# START OF Data listing
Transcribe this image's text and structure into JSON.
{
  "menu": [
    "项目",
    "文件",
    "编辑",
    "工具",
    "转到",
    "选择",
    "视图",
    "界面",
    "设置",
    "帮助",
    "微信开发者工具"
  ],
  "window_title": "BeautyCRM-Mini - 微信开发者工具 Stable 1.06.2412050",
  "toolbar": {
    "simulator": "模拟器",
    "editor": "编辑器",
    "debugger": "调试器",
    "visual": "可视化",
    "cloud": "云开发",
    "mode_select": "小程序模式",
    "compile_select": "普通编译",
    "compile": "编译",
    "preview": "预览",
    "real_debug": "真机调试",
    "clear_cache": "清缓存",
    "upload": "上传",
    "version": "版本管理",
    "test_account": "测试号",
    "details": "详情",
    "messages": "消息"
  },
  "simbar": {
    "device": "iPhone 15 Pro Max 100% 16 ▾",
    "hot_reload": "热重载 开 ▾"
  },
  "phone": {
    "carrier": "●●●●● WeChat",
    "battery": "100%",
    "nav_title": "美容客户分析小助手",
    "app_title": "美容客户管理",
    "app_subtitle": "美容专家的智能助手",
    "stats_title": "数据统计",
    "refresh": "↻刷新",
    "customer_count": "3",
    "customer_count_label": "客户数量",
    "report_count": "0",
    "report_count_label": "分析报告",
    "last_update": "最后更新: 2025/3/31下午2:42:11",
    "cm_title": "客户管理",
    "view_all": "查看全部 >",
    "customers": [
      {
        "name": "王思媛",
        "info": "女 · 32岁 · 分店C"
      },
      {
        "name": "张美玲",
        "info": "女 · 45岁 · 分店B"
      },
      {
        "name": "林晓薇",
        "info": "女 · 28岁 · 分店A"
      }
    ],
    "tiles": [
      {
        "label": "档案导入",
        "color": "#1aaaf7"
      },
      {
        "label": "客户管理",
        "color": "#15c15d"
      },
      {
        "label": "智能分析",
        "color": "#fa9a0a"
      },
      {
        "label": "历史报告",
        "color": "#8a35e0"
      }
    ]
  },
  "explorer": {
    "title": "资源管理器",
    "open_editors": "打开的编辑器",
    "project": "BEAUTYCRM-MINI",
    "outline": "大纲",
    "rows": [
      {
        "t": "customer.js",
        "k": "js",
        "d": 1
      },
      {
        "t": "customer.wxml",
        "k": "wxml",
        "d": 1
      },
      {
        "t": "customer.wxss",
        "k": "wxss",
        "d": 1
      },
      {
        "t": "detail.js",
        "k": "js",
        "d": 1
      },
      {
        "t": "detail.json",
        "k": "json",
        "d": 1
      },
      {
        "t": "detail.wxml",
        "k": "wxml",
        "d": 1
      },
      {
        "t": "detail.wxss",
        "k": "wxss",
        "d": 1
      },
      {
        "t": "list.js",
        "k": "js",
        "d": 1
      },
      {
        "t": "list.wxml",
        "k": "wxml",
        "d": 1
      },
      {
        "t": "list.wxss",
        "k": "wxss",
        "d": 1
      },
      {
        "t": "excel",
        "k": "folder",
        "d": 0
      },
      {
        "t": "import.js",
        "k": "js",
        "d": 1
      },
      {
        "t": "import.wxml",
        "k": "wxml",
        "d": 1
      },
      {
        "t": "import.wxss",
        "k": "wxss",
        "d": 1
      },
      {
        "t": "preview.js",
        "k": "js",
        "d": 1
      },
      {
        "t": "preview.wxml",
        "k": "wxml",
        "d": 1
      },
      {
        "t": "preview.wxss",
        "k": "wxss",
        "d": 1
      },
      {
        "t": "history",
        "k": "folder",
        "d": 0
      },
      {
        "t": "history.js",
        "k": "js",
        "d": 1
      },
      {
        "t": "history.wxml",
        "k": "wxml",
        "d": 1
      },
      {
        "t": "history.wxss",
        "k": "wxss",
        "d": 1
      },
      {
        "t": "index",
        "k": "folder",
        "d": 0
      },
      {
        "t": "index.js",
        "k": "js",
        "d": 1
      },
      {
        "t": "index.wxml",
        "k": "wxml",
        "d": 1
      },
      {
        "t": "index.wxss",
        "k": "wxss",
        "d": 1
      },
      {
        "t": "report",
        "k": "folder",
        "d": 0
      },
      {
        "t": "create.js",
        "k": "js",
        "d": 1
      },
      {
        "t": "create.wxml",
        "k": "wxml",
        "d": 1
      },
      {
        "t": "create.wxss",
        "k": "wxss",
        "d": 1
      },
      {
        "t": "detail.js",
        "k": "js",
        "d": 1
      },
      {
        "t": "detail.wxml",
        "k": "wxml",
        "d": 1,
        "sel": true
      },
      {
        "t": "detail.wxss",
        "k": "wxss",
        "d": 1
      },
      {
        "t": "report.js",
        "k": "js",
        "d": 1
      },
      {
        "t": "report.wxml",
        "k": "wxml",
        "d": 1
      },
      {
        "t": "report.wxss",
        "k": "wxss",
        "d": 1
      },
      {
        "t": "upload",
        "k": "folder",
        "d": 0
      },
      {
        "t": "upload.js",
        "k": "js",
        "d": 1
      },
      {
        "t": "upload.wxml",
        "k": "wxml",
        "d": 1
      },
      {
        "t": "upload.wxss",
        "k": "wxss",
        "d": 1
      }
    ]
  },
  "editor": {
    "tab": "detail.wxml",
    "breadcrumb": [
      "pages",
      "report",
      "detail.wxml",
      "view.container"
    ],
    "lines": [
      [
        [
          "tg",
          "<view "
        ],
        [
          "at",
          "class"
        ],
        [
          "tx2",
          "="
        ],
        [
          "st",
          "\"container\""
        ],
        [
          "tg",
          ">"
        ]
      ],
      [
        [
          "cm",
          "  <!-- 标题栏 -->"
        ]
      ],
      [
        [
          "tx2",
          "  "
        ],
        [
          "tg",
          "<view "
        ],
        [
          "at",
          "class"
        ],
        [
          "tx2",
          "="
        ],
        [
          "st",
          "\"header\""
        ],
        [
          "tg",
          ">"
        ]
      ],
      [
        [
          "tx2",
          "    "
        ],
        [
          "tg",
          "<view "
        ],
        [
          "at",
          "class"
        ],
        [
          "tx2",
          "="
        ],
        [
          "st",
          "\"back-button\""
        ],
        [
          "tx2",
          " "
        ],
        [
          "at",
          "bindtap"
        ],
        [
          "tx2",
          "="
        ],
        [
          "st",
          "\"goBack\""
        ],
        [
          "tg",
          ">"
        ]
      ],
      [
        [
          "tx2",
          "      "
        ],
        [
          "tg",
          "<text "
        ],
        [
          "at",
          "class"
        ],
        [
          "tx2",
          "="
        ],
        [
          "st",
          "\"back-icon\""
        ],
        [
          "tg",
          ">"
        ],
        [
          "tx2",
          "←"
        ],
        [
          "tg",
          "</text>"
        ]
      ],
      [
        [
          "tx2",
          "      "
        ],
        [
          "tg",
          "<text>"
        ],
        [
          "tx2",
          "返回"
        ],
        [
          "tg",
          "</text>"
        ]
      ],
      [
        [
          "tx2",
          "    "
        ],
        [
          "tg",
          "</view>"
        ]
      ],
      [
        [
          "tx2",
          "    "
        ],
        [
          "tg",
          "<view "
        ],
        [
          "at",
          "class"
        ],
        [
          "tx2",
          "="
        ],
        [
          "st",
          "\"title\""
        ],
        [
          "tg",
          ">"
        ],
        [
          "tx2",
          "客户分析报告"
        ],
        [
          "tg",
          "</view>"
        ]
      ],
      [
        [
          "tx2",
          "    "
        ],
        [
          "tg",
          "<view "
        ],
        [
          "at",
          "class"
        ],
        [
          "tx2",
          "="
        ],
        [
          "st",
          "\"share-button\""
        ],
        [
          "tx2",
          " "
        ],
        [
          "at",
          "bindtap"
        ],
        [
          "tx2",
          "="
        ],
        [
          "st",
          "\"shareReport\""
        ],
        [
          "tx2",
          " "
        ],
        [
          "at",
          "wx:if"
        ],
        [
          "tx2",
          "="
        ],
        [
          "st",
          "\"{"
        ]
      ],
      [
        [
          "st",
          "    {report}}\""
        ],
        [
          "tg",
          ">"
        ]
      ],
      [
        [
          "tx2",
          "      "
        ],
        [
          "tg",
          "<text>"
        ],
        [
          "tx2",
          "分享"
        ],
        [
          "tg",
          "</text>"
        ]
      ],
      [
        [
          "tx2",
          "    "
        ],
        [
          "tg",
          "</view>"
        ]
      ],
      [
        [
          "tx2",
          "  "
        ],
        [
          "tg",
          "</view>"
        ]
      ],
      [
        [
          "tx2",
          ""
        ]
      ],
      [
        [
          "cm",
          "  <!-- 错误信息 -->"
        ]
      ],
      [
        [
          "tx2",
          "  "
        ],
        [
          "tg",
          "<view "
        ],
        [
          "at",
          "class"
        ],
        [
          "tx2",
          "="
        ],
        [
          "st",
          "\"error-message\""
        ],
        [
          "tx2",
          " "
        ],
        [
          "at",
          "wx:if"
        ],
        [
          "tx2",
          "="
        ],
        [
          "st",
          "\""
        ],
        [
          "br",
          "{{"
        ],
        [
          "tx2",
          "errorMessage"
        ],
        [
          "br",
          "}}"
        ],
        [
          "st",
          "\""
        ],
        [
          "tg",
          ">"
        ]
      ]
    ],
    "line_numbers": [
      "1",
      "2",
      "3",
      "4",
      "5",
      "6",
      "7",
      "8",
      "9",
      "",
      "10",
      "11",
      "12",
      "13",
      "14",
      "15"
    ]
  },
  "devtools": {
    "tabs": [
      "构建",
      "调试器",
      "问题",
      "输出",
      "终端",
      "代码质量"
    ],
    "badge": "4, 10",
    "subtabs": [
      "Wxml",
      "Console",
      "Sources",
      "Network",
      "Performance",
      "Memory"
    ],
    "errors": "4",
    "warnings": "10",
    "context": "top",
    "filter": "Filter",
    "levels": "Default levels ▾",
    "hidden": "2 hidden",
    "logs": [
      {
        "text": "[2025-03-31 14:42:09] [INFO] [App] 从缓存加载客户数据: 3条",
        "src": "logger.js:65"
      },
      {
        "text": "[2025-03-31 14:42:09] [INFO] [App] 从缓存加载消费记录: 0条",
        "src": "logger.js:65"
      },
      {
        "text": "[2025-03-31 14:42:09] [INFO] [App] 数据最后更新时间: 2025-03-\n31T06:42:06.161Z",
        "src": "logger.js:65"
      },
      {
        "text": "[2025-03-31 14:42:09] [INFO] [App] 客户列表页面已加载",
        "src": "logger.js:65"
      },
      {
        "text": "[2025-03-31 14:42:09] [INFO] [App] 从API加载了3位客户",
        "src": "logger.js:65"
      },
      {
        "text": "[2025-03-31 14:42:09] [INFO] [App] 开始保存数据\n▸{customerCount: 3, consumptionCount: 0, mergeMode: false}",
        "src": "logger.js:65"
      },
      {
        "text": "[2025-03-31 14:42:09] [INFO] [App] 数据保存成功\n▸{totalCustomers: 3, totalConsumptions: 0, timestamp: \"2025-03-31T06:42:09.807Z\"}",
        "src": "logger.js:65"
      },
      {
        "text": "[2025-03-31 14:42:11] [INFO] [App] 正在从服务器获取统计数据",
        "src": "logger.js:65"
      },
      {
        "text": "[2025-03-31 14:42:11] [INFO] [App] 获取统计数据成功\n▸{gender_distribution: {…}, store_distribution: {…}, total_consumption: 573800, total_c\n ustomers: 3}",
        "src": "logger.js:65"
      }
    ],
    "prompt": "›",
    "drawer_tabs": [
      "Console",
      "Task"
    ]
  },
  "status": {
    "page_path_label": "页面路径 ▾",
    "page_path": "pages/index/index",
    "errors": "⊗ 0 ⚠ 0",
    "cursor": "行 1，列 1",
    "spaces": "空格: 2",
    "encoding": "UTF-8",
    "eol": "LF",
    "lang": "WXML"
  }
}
# END OF Data listing
Instructions for the task: Lines of the material that contain the word "preview" are to be gathered.

The reply:
    "preview": "预览",
        "t": "preview.js",
        "t": "preview.wxml",
        "t": "preview.wxss",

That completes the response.